Data for processing:
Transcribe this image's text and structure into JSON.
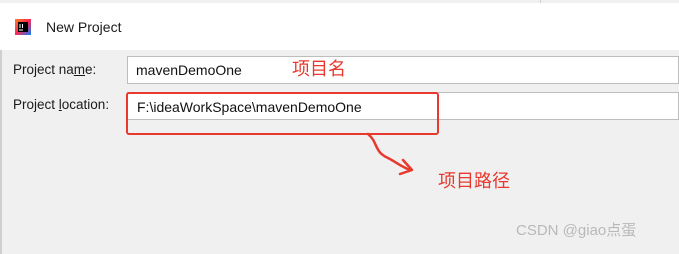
{
  "window": {
    "title": "New Project",
    "icon": "intellij-idea-icon"
  },
  "form": {
    "name_label_prefix": "Project na",
    "name_label_mnemonic": "m",
    "name_label_suffix": "e:",
    "name_value": "mavenDemoOne",
    "location_label_prefix": "Project ",
    "location_label_mnemonic": "l",
    "location_label_suffix": "ocation:",
    "location_value": "F:\\ideaWorkSpace\\mavenDemoOne"
  },
  "annotations": {
    "name_note": "项目名",
    "location_note": "项目路径",
    "colors": {
      "annotation_red": "#e8392e"
    }
  },
  "watermark": {
    "text": "CSDN @giao点蛋"
  }
}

What the task requires: Collect every line above that contains the word "Project".

Solution:
    "title": "New Project",
    "name_label_prefix": "Project na",
    "location_label_prefix": "Project ",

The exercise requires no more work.